> [READING PASSAGE]:
=== Section Start ===
Japanese paints company

Nippon Paint Holdings Co., Ltd. (日本ペイントホールディングス株式会社, Nippon Peinto Hōrudingusu Kabushiki-gaisha) is a Japanese paint and paint products manufacturing company. It is the world's fourth largest paint manufacturer, as measured by revenue in 2020. It operates and serves markets in numerous nations.

==History==
The company was founded in 1881 by Jujiro Motegi as "Komyosha" (Yamato Jujiro Shoten). In 1898, the company was incorporated and renamed Nippon Paint Manufacturing, and in 1927, the company's name was changed to Nippon Paint.

In 1954, Nippon Paint established a 50/50 joint venture with Bee Chemical. In 2006, it became a wholly owned subsidiary of Nippon Paint.

In October 2014, Nippon Paint was reorganized into a holding company, and the company adopted its current name.

In August 2020, the Singaporean paints and coatings manufacturer Wuthelam Group raised its stake in Nippon Paint from 39% to 58.7% in exchange for its stake in the joint venture in Singapore.
=== Section End ===
> [TASKS FOR THIS EXERCISE]:
[1] Do these statements agree with the Nippon Paint passage? Answer yes or no for each, and quote the words that decide it. (a) The company was founded in 1881. (b) The company took on its current name in 1927. (c) In August 2020, Wuthelam Group raised its stake in Nippon Paint to 58.7%.
[2] Retype the part of the Nippon Paint passage that opens with the words containing "Japanese paints company" and closes with "to Nippon Paint.".
[3] Continue the Nippon Paint passage past its last sentence.

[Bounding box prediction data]
=== Section Start ===
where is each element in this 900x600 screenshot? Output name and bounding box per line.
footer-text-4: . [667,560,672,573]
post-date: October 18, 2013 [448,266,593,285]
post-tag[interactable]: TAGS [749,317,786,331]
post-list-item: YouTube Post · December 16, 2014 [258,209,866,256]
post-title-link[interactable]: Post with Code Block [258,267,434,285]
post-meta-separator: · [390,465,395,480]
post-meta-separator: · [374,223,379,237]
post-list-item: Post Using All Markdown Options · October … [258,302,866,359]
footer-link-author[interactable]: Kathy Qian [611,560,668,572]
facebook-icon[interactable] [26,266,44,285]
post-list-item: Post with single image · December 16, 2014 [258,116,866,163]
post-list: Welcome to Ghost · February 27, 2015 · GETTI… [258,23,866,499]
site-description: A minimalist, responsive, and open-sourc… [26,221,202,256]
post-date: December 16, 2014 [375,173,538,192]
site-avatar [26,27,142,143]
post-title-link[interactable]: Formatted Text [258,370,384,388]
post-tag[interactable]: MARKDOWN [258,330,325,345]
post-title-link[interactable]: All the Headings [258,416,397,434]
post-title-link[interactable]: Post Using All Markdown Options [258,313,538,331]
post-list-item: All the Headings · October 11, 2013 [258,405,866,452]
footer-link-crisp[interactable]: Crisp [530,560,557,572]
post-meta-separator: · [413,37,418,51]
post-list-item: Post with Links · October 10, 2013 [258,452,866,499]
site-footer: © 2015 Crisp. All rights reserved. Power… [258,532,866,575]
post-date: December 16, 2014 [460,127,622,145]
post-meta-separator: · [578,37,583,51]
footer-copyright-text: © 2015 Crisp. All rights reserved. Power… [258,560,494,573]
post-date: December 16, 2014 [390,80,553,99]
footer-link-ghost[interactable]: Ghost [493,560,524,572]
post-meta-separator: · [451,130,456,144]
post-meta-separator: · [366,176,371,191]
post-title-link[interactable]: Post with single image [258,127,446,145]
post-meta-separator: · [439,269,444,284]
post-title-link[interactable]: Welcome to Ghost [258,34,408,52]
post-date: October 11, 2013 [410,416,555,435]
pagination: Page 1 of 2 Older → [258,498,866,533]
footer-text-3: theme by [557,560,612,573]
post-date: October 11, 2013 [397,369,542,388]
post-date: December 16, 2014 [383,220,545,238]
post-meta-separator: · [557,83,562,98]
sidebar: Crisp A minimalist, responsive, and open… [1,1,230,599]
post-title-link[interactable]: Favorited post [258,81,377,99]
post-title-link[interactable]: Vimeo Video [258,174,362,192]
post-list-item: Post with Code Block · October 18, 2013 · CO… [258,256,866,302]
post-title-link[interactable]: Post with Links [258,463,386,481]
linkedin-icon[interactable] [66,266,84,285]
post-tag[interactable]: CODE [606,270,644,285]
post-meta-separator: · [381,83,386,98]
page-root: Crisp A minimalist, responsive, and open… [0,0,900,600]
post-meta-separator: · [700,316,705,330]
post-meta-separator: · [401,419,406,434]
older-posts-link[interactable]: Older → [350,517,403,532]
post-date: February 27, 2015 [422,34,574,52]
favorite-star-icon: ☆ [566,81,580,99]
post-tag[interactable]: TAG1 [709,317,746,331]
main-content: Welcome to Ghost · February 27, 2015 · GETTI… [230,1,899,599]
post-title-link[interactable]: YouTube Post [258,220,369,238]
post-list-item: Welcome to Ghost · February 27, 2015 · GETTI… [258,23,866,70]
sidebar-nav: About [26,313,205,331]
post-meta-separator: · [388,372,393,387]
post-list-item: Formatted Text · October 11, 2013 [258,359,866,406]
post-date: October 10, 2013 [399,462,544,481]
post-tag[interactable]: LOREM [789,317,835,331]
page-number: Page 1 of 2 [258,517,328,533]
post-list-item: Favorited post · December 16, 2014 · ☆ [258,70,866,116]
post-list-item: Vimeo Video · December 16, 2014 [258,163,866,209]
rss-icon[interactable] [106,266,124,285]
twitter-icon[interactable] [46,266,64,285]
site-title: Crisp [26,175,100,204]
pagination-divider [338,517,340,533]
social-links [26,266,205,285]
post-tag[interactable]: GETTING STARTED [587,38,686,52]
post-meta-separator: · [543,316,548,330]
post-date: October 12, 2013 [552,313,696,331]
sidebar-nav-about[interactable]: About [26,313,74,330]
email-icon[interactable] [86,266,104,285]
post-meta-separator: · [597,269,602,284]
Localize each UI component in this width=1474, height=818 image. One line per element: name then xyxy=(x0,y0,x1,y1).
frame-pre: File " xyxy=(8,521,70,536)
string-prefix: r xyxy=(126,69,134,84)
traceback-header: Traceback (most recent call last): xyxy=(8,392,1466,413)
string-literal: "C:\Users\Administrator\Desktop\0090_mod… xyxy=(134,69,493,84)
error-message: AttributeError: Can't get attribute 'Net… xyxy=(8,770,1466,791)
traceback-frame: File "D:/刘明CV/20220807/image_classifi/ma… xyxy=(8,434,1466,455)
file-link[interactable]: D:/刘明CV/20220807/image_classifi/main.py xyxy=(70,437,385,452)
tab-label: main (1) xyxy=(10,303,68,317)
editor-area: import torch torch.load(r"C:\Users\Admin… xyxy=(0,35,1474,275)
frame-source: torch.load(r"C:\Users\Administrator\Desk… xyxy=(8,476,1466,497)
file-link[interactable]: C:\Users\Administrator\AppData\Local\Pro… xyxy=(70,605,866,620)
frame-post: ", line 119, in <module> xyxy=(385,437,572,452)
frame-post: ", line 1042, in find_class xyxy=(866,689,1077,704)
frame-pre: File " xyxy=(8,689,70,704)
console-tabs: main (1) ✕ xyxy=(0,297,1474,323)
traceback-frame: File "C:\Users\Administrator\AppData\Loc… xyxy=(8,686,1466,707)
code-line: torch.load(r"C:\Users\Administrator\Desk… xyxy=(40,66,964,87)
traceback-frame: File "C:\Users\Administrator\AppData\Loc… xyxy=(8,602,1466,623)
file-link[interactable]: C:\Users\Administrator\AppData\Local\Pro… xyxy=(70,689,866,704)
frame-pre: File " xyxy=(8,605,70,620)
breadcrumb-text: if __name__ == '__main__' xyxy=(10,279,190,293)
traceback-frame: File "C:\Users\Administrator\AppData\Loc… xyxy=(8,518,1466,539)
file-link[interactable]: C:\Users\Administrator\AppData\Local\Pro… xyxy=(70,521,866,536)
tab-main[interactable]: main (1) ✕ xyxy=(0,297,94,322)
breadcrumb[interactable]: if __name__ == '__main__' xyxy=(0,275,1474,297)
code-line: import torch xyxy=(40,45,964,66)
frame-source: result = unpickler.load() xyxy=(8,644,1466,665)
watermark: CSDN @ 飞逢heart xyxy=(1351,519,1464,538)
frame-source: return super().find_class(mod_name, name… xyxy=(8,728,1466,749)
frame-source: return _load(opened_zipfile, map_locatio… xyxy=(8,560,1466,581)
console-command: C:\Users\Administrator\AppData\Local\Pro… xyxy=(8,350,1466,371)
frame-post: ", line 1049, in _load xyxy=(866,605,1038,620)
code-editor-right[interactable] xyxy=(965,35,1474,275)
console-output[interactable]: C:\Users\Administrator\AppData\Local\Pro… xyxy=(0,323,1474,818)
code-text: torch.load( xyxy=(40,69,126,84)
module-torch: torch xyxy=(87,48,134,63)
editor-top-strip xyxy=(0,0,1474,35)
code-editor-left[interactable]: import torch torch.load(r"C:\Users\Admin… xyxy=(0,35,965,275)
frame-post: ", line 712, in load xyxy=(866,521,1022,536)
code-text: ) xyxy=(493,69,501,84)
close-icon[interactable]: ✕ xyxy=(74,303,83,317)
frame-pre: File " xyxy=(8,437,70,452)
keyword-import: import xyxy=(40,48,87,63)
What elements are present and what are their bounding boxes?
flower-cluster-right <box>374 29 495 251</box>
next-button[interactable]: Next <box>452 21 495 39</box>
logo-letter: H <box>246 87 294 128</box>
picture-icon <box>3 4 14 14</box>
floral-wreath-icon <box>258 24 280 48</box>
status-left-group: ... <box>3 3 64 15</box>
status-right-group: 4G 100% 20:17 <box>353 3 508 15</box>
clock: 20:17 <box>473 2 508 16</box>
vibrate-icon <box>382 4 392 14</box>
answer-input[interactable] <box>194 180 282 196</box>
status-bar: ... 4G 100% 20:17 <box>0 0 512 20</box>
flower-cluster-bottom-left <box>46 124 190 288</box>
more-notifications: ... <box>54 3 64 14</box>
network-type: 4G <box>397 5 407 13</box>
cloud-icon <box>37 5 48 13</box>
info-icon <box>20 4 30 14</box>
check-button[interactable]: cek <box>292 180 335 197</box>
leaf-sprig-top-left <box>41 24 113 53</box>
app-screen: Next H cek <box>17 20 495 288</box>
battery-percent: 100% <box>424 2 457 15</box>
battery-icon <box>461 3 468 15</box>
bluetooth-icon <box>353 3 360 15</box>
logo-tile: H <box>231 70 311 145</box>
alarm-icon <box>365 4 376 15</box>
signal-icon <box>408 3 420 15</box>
=== Section End ===
> [ACTIVITY ANSWERS]:
[1]
(a) Yes: "The company was founded in 1881 by Jujiro Motegi"
(b) No: "In October 2014, Nippon Paint was reorganized into a holding company, and the company adopted its current name."
(c) Yes: "In August 2020, the Singaporean paints and coatings manufacturer Wuthelam Group raised its stake in Nippon Paint from 39% to 58.7%"

[2]
Japanese paints company

Nippon Paint Holdings Co., Ltd. (日本ペイントホールディングス株式会社, Nippon Peinto Hōrudingusu Kabushiki-gaisha) is a Japanese paint and paint products manufacturing company. It is the world's fourth largest paint manufacturer, as measured by revenue in 2020. It operates and serves markets in numerous nations.

==History==
The company was founded in 1881 by Jujiro Motegi as "Komyosha" (Yamato Jujiro Shoten). In 1898, the company was incorporated and renamed Nippon Paint Manufacturing, and in 1927, the company's name was changed to Nippon Paint.

[3]
===Nippon Paint in Singapore===
In 1955, Goh Cheng Liang set up his first paint shop in Singapore and became the main local distributor of Nippon Paint. In 1962, the company set up a joint venture with Goh Cheng Liang, with a 60-40 holding, the Nipsea Management Group. In 1965, Nippon Paint set up its first paint manufacturing plant in Singapore.

In November 2014, except for Nippon Paint Indonesia, the NIPSEA Group officially became a subsidiary of Nippon Paint Holdings.

=== Nippon Paint in the United States ===
In 2016, Nippon Paint entered into a merger agreement with Dunn-Edwards, a manufacturer of architectural, industrial, and high-performance paints. After March 2017, Dunn-Edwards became a wholly owned subsidiary of Nippon Paint USA.